● **Raw records**:
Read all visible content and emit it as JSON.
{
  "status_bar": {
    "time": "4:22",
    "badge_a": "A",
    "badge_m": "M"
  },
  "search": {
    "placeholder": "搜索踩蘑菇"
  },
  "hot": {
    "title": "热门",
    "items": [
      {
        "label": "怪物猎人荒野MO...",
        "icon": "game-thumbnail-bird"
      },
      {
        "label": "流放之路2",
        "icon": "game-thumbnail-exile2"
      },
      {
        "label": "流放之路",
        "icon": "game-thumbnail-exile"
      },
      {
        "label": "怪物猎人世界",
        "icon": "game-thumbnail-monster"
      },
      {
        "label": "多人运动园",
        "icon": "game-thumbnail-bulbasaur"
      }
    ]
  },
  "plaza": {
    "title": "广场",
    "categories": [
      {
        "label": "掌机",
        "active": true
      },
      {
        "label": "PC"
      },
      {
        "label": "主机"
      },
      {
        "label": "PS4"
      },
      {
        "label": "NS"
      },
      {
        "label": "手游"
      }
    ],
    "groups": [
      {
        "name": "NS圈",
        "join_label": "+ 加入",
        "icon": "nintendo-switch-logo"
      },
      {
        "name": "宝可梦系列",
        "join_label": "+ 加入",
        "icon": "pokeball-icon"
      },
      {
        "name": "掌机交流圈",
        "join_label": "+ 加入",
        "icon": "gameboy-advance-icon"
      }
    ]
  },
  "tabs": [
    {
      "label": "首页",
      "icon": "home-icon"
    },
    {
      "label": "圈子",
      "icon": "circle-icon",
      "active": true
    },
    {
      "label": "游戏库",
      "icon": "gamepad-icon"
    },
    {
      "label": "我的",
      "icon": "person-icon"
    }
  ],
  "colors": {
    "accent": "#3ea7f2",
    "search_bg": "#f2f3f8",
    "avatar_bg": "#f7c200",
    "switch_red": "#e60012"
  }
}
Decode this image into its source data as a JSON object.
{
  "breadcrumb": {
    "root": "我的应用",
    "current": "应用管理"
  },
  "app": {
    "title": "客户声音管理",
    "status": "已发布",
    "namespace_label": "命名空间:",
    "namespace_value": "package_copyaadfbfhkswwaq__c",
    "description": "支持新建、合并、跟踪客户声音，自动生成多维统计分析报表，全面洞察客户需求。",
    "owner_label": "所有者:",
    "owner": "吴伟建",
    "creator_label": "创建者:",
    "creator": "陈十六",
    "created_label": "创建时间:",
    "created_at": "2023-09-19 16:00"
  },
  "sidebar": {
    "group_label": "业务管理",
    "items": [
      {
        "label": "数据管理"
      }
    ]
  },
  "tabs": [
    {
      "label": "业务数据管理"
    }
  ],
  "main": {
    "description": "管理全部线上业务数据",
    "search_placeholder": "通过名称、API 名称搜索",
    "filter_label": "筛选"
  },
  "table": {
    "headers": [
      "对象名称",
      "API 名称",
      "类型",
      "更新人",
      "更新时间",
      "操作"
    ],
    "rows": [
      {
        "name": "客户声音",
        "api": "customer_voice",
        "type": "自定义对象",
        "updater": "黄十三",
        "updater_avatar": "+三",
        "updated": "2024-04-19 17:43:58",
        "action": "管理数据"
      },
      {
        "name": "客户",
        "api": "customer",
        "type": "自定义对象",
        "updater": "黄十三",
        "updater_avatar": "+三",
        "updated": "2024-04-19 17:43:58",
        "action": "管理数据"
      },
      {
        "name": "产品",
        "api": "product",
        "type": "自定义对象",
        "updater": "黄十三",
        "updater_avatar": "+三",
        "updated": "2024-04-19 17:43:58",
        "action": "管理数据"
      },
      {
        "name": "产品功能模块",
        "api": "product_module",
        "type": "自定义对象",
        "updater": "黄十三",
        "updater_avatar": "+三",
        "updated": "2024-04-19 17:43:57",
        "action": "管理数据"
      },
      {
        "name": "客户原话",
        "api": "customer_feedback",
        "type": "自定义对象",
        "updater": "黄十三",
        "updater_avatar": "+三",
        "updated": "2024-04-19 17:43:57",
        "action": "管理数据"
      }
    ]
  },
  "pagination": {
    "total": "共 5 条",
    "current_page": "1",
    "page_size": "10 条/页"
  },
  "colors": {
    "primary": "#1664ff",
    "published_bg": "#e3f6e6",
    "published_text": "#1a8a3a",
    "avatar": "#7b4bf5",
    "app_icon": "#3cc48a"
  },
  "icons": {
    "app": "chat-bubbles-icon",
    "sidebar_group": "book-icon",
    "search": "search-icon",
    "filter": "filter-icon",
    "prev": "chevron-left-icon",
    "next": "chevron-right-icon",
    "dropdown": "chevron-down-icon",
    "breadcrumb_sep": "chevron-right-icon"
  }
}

● **Directions for this task**: Return every entry exactly as given.

● **Task answer**:
Read all visible content and emit it as JSON.
{
  "status_bar": {
    "time": "4:22",
    "badge_a": "A",
    "badge_m": "M"
  },
  "search": {
    "placeholder": "搜索踩蘑菇"
  },
  "hot": {
    "title": "热门",
    "items": [
      {
        "label": "怪物猎人荒野MO...",
        "icon": "game-thumbnail-bird"
      },
      {
        "label": "流放之路2",
        "icon": "game-thumbnail-exile2"
      },
      {
        "label": "流放之路",
        "icon": "game-thumbnail-exile"
      },
      {
        "label": "怪物猎人世界",
        "icon": "game-thumbnail-monster"
      },
      {
        "label": "多人运动园",
        "icon": "game-thumbnail-bulbasaur"
      }
    ]
  },
  "plaza": {
    "title": "广场",
    "categories": [
      {
        "label": "掌机",
        "active": true
      },
      {
        "label": "PC"
      },
      {
        "label": "主机"
      },
      {
        "label": "PS4"
      },
      {
        "label": "NS"
      },
      {
        "label": "手游"
      }
    ],
    "groups": [
      {
        "name": "NS圈",
        "join_label": "+ 加入",
        "icon": "nintendo-switch-logo"
      },
      {
        "name": "宝可梦系列",
        "join_label": "+ 加入",
        "icon": "pokeball-icon"
      },
      {
        "name": "掌机交流圈",
        "join_label": "+ 加入",
        "icon": "gameboy-advance-icon"
      }
    ]
  },
  "tabs": [
    {
      "label": "首页",
      "icon": "home-icon"
    },
    {
      "label": "圈子",
      "icon": "circle-icon",
      "active": true
    },
    {
      "label": "游戏库",
      "icon": "gamepad-icon"
    },
    {
      "label": "我的",
      "icon": "person-icon"
    }
  ],
  "colors": {
    "accent": "#3ea7f2",
    "search_bg": "#f2f3f8",
    "avatar_bg": "#f7c200",
    "switch_red": "#e60012"
  }
}
Decode this image into its source data as a JSON object.
{
  "breadcrumb": {
    "root": "我的应用",
    "current": "应用管理"
  },
  "app": {
    "title": "客户声音管理",
    "status": "已发布",
    "namespace_label": "命名空间:",
    "namespace_value": "package_copyaadfbfhkswwaq__c",
    "description": "支持新建、合并、跟踪客户声音，自动生成多维统计分析报表，全面洞察客户需求。",
    "owner_label": "所有者:",
    "owner": "吴伟建",
    "creator_label": "创建者:",
    "creator": "陈十六",
    "created_label": "创建时间:",
    "created_at": "2023-09-19 16:00"
  },
  "sidebar": {
    "group_label": "业务管理",
    "items": [
      {
        "label": "数据管理"
      }
    ]
  },
  "tabs": [
    {
      "label": "业务数据管理"
    }
  ],
  "main": {
    "description": "管理全部线上业务数据",
    "search_placeholder": "通过名称、API 名称搜索",
    "filter_label": "筛选"
  },
  "table": {
    "headers": [
      "对象名称",
      "API 名称",
      "类型",
      "更新人",
      "更新时间",
      "操作"
    ],
    "rows": [
      {
        "name": "客户声音",
        "api": "customer_voice",
        "type": "自定义对象",
        "updater": "黄十三",
        "updater_avatar": "+三",
        "updated": "2024-04-19 17:43:58",
        "action": "管理数据"
      },
      {
        "name": "客户",
        "api": "customer",
        "type": "自定义对象",
        "updater": "黄十三",
        "updater_avatar": "+三",
        "updated": "2024-04-19 17:43:58",
        "action": "管理数据"
      },
      {
        "name": "产品",
        "api": "product",
        "type": "自定义对象",
        "updater": "黄十三",
        "updater_avatar": "+三",
        "updated": "2024-04-19 17:43:58",
        "action": "管理数据"
      },
      {
        "name": "产品功能模块",
        "api": "product_module",
        "type": "自定义对象",
        "updater": "黄十三",
        "updater_avatar": "+三",
        "updated": "2024-04-19 17:43:57",
        "action": "管理数据"
      },
      {
        "name": "客户原话",
        "api": "customer_feedback",
        "type": "自定义对象",
        "updater": "黄十三",
        "updater_avatar": "+三",
        "updated": "2024-04-19 17:43:57",
        "action": "管理数据"
      }
    ]
  },
  "pagination": {
    "total": "共 5 条",
    "current_page": "1",
    "page_size": "10 条/页"
  },
  "colors": {
    "primary": "#1664ff",
    "published_bg": "#e3f6e6",
    "published_text": "#1a8a3a",
    "avatar": "#7b4bf5",
    "app_icon": "#3cc48a"
  },
  "icons": {
    "app": "chat-bubbles-icon",
    "sidebar_group": "book-icon",
    "search": "search-icon",
    "filter": "filter-icon",
    "prev": "chevron-left-icon",
    "next": "chevron-right-icon",
    "dropdown": "chevron-down-icon",
    "breadcrumb_sep": "chevron-right-icon"
  }
}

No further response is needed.